Find all the lines with "Burlan" and gather them.
== Data entries ==
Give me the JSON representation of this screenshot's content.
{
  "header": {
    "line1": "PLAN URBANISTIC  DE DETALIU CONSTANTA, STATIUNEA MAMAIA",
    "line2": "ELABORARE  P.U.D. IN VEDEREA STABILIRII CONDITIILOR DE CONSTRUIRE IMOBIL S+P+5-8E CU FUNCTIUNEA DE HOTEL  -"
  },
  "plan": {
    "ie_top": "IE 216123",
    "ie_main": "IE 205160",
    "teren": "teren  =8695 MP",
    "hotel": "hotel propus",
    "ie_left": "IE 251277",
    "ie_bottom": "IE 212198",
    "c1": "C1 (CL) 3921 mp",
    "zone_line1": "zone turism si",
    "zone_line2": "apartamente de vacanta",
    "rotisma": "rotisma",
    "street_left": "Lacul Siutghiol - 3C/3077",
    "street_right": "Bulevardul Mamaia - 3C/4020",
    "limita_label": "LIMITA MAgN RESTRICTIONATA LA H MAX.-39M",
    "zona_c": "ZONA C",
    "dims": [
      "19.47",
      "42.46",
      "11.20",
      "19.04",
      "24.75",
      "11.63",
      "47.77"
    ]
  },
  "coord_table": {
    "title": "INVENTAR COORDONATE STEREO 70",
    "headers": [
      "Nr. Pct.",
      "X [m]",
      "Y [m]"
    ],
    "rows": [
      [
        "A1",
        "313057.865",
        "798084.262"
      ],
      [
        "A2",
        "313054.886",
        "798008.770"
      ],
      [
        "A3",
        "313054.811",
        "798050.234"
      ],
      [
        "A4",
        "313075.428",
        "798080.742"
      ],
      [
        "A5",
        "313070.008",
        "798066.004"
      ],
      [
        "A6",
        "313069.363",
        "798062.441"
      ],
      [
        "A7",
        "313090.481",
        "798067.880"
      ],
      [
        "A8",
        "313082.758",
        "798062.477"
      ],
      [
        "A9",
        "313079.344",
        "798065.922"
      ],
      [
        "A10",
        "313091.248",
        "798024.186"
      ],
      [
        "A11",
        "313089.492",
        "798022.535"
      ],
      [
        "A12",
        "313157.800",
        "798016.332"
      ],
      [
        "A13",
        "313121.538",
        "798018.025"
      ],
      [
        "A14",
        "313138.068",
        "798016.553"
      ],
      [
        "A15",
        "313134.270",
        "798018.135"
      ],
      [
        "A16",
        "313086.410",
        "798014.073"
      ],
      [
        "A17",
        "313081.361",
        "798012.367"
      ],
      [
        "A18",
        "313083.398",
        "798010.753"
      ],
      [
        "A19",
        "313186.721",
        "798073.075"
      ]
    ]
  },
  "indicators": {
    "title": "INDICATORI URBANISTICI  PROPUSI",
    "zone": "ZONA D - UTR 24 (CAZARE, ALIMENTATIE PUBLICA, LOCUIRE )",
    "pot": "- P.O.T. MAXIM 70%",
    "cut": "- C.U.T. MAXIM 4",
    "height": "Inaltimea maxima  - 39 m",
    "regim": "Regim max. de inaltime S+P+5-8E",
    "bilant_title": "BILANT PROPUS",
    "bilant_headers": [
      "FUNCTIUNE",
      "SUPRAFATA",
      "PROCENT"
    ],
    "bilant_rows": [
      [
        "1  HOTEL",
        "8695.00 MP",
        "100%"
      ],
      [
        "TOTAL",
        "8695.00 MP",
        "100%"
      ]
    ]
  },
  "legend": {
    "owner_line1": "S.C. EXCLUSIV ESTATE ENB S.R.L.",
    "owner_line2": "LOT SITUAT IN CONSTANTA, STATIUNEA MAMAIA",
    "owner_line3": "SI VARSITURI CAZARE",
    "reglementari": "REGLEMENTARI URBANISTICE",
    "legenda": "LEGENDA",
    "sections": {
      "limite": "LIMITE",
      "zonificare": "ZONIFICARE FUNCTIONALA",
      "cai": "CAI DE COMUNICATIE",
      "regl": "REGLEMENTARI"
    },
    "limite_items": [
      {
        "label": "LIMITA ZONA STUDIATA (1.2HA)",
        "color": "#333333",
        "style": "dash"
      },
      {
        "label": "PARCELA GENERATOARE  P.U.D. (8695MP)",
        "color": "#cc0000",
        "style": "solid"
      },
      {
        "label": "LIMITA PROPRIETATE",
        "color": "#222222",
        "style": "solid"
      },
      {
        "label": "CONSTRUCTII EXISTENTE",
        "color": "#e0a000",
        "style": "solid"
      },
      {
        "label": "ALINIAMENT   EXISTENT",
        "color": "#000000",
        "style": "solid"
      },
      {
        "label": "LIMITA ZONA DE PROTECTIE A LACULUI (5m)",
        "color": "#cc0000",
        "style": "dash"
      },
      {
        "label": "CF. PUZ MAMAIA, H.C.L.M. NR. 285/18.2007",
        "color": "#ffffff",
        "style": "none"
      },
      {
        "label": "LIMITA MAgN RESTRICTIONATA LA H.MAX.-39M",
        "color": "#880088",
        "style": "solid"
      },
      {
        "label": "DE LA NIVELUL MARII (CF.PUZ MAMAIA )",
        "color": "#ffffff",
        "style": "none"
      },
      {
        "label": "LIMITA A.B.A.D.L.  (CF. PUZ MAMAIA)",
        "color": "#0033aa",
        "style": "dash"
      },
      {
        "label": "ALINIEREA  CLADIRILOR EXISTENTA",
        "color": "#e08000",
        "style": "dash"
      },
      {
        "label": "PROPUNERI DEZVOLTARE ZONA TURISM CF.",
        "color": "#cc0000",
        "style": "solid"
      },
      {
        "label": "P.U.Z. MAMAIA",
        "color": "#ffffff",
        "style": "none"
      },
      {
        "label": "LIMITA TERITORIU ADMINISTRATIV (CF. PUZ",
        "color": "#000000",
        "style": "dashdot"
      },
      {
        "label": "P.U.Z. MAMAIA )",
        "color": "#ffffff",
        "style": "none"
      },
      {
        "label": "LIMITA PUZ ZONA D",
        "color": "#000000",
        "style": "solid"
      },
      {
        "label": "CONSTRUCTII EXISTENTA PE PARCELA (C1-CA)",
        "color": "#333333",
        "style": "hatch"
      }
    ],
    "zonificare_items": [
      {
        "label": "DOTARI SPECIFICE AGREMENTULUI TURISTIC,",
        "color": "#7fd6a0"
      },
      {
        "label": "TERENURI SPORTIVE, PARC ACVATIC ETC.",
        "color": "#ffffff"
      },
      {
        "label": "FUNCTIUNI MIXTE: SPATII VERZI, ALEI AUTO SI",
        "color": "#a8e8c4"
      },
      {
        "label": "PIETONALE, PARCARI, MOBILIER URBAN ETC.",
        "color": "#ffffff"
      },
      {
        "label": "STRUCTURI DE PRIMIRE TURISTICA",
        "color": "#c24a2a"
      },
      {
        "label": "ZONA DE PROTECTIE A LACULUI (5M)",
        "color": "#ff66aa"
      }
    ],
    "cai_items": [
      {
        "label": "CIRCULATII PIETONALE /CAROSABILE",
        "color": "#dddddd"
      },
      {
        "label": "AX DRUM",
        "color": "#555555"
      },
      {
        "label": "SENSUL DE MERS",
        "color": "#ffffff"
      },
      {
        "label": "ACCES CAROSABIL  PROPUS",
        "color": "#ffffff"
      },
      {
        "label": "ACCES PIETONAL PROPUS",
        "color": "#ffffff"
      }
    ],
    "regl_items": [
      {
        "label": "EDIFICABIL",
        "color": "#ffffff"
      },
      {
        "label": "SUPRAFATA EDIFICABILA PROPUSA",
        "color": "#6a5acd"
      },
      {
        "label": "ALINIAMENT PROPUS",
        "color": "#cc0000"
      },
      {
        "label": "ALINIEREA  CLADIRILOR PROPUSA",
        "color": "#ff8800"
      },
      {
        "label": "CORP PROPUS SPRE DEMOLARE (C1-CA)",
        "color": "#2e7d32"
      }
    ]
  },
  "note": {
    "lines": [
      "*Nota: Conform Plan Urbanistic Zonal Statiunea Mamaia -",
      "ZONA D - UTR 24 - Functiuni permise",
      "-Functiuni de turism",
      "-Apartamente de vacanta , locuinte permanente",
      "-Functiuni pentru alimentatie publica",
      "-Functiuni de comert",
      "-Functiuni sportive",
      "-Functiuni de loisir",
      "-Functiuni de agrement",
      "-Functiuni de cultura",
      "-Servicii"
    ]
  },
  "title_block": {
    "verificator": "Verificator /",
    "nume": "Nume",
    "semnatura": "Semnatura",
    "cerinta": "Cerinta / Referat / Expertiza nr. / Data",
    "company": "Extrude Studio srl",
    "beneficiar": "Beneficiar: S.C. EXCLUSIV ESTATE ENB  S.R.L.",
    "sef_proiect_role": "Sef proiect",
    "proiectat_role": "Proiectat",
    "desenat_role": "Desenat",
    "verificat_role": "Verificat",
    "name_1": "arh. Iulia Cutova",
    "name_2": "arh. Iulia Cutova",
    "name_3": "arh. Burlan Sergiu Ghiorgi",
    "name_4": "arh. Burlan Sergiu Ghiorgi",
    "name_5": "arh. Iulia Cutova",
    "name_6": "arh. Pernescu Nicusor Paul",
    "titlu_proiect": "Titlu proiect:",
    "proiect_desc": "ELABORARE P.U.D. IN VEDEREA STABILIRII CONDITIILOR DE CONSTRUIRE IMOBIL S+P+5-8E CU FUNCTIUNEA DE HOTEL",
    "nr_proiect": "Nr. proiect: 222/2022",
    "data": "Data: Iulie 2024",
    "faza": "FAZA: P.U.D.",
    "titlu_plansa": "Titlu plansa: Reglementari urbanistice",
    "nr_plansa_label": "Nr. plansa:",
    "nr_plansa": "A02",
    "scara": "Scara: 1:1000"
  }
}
===
*Answer to this task*.
    "name_3": "arh. Burlan Sergiu Ghiorgi",
    "name_4": "arh. Burlan Sergiu Ghiorgi",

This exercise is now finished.